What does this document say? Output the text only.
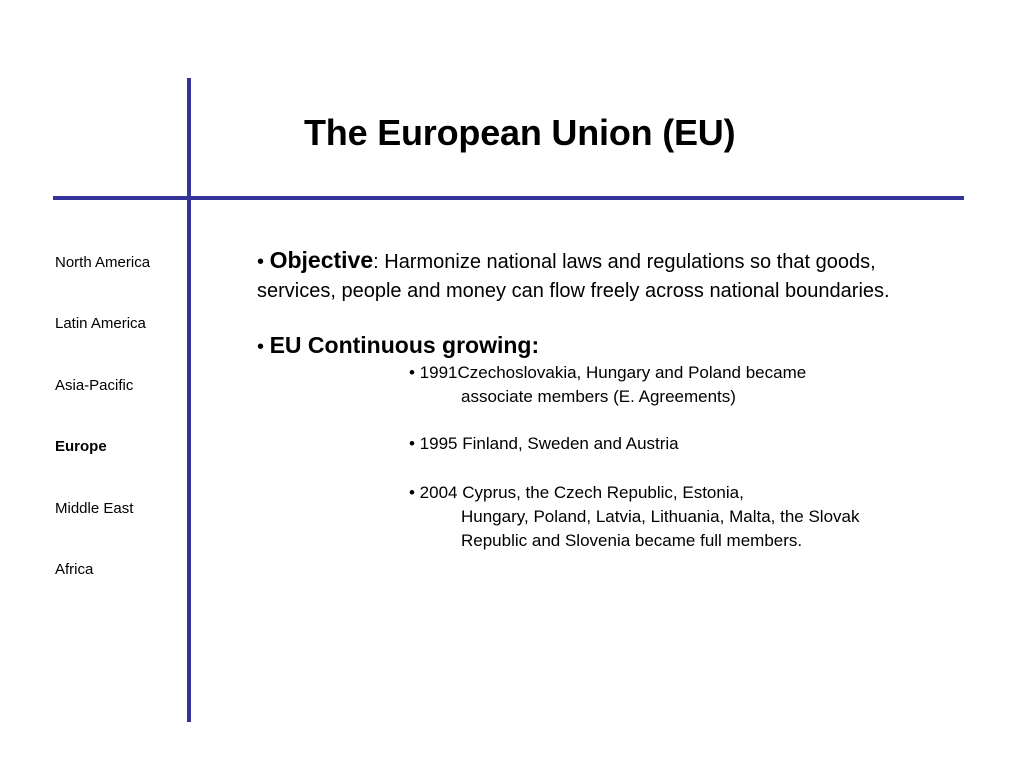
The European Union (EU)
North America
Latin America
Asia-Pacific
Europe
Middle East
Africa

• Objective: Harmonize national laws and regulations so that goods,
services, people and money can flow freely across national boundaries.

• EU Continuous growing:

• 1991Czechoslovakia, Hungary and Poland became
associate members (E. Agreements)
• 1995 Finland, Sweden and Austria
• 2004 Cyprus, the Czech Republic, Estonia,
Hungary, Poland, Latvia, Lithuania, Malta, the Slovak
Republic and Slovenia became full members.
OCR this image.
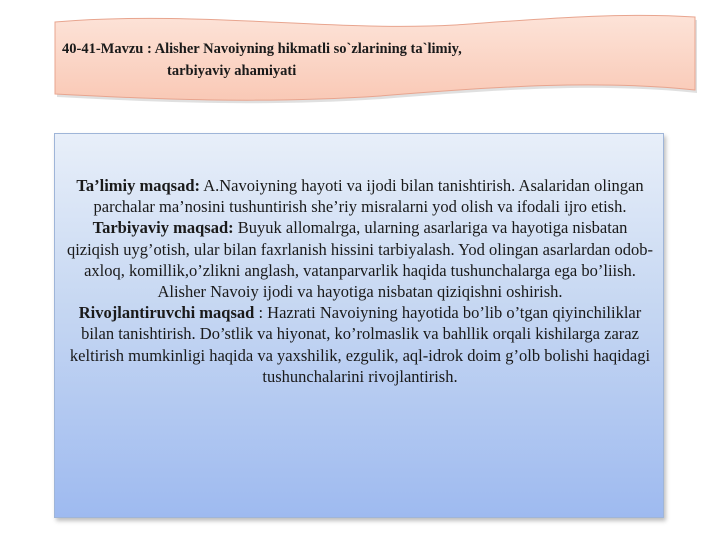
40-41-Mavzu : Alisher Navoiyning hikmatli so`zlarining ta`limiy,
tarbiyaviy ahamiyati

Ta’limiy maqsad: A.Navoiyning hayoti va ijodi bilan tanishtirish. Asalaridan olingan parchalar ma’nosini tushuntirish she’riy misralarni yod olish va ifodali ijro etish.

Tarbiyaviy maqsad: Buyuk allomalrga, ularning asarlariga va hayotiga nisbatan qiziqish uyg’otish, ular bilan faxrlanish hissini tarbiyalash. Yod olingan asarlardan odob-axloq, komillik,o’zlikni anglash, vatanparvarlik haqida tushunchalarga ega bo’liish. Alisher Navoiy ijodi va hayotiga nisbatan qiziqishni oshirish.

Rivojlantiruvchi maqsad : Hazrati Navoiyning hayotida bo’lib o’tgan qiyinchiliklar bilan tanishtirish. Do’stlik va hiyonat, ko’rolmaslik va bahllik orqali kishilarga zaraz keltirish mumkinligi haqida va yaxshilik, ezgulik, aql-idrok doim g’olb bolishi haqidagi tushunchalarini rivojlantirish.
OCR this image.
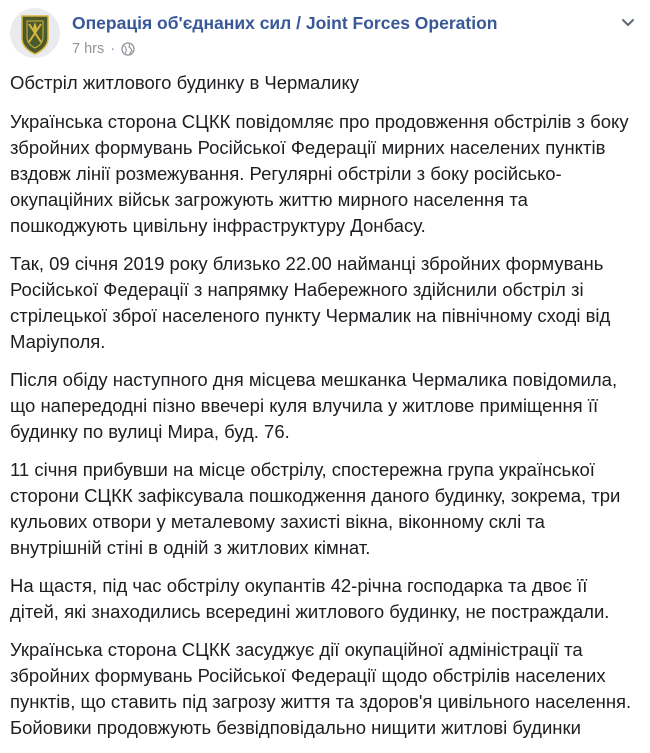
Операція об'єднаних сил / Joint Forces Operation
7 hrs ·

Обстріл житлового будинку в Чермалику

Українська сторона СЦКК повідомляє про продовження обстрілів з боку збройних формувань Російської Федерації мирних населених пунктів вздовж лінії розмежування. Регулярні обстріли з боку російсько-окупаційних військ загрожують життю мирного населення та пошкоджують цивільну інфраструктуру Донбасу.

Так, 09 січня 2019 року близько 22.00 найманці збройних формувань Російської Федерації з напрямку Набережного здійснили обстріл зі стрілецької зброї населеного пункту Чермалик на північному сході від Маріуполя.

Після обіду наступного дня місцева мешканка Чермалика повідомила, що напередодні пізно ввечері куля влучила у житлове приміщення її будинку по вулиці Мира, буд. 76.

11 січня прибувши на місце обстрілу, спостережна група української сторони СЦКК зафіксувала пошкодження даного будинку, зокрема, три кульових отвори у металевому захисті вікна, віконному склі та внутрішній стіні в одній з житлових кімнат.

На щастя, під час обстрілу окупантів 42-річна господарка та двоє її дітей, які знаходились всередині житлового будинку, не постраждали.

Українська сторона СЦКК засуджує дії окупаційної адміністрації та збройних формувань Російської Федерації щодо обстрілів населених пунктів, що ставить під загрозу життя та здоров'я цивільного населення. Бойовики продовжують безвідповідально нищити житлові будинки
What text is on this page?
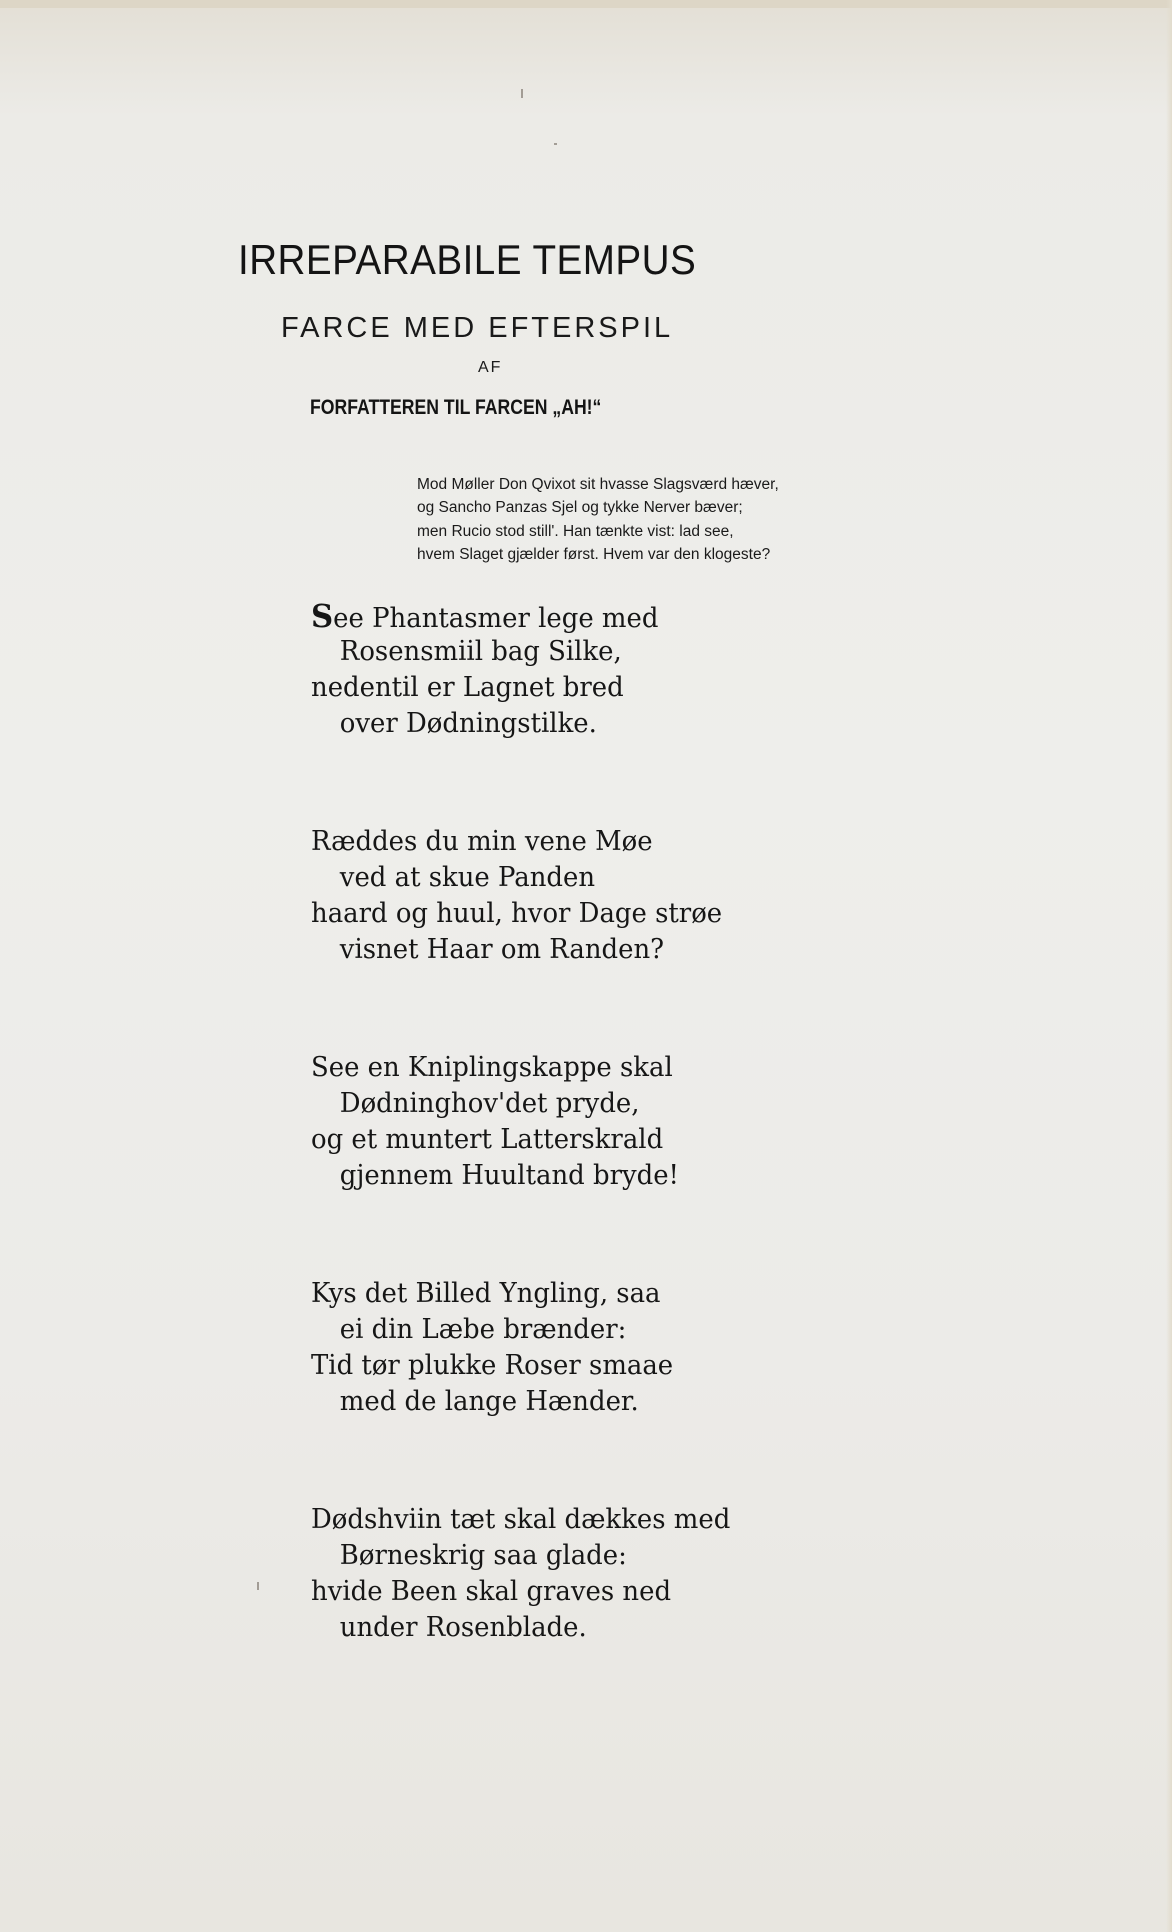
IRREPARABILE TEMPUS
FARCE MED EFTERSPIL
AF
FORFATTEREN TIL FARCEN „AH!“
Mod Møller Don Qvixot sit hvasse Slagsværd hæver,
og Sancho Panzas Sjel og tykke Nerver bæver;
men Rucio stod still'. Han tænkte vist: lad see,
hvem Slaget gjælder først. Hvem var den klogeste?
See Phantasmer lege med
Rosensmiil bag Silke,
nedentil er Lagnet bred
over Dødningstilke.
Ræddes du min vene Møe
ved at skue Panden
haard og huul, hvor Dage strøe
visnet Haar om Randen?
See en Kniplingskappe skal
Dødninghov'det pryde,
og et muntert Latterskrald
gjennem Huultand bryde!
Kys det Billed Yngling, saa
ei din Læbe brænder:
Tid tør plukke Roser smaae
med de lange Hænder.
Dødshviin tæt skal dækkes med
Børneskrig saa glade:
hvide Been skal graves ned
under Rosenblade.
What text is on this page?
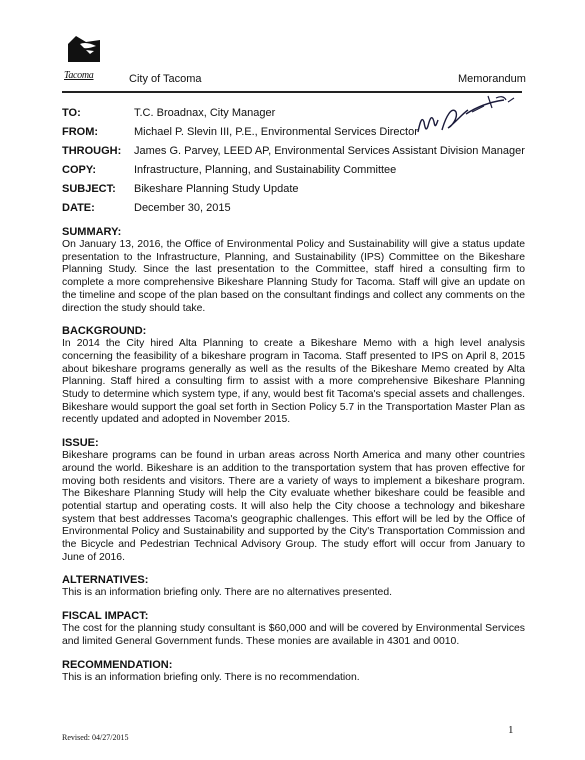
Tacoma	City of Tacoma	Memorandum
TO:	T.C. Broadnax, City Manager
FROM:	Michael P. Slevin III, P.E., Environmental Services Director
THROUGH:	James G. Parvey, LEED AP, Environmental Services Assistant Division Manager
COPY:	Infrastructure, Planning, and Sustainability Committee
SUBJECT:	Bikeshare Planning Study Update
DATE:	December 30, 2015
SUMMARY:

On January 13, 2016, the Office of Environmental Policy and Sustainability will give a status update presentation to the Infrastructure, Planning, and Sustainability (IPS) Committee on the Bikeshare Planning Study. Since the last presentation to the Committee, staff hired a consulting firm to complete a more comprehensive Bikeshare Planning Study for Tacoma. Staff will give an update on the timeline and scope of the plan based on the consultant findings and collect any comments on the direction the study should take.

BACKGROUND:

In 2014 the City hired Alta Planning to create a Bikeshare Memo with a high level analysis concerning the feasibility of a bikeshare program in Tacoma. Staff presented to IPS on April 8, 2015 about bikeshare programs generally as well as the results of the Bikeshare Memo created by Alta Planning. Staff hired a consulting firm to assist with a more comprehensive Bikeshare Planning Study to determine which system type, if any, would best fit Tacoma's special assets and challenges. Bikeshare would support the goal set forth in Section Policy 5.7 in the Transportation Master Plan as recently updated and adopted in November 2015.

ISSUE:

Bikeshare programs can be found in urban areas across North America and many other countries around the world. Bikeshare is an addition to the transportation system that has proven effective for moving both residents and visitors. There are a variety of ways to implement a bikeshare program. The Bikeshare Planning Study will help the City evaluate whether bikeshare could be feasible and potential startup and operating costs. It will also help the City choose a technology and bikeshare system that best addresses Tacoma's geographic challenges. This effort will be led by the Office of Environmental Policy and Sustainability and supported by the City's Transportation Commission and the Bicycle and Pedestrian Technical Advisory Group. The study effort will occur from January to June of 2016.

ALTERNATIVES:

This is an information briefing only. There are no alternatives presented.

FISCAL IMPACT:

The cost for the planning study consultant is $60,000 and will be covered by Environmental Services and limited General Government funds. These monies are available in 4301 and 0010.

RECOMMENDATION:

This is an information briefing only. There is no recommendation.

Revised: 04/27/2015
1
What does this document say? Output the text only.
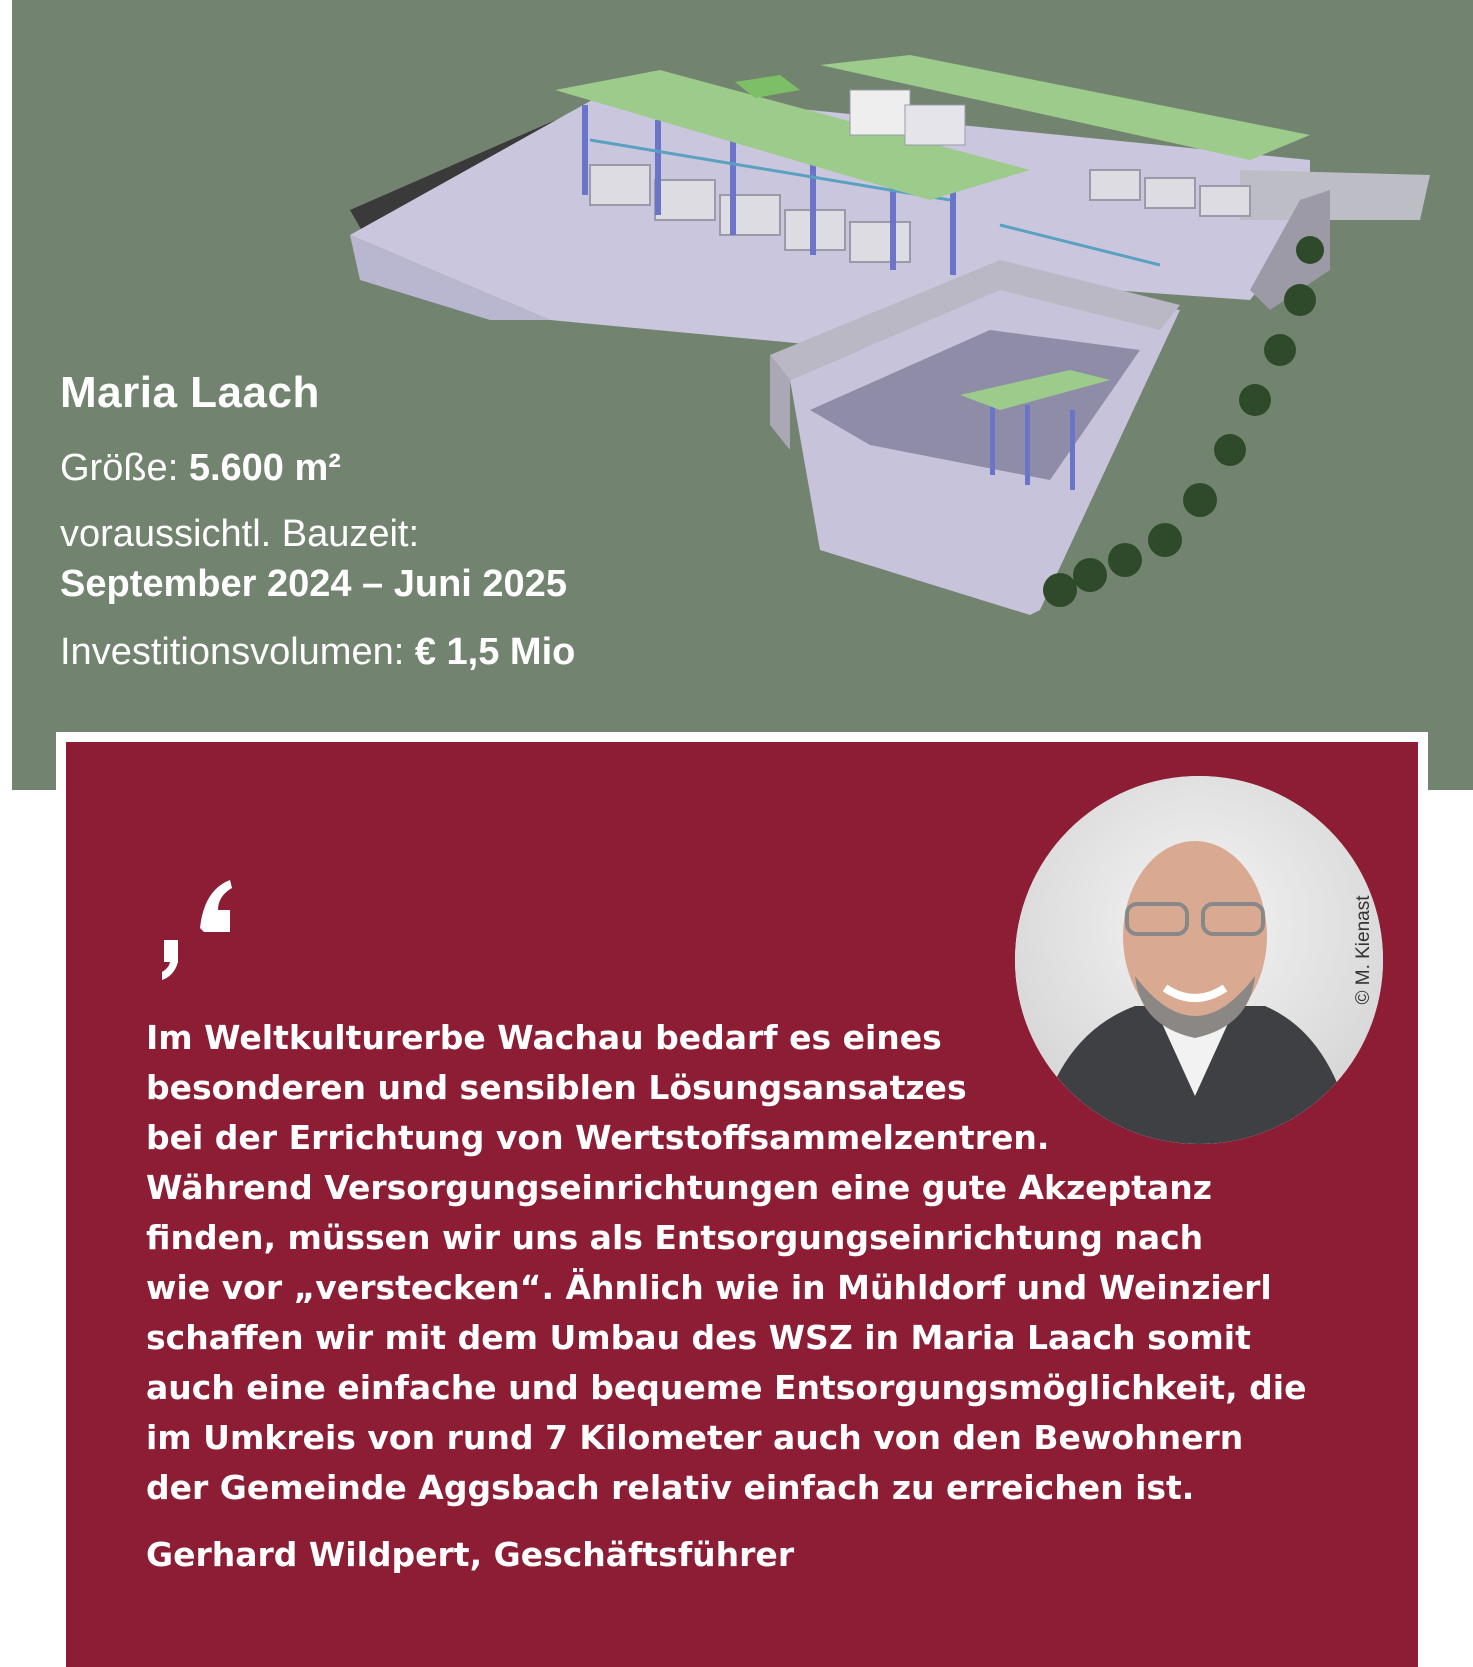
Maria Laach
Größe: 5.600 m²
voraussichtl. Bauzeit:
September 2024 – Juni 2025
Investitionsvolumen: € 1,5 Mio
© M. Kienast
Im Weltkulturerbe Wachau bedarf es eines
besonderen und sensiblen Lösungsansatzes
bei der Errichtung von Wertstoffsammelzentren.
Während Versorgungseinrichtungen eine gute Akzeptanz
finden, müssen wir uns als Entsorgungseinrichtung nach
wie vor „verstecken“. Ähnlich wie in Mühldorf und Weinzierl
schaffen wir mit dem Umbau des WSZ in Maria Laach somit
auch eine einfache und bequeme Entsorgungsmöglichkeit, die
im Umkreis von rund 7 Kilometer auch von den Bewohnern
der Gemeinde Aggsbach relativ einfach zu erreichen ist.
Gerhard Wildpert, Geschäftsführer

Brief: List every line above containing the word "that".

Complete answer:
• Objective: Harmonize national laws and regulations so that goods,
Bikeshare programs can be found in urban areas across North America and many other countries around the world. Bikeshare is an addition to the transportation system that has proven effective for moving both residents and visitors. There are a variety of ways to implement a bikeshare program. The Bikeshare Planning Study will help the City evaluate whether bikeshare could be feasible and potential startup and operating costs. It will also help the City choose a technology and bikeshare system that best addresses Tacoma's geographic challenges. This effort will be led by the Office of Environmental Policy and Sustainability and supported by the City's Transportation Commission and the Bicycle and Pedestrian Technical Advisory Group. The study effort will occur from January to June of 2016.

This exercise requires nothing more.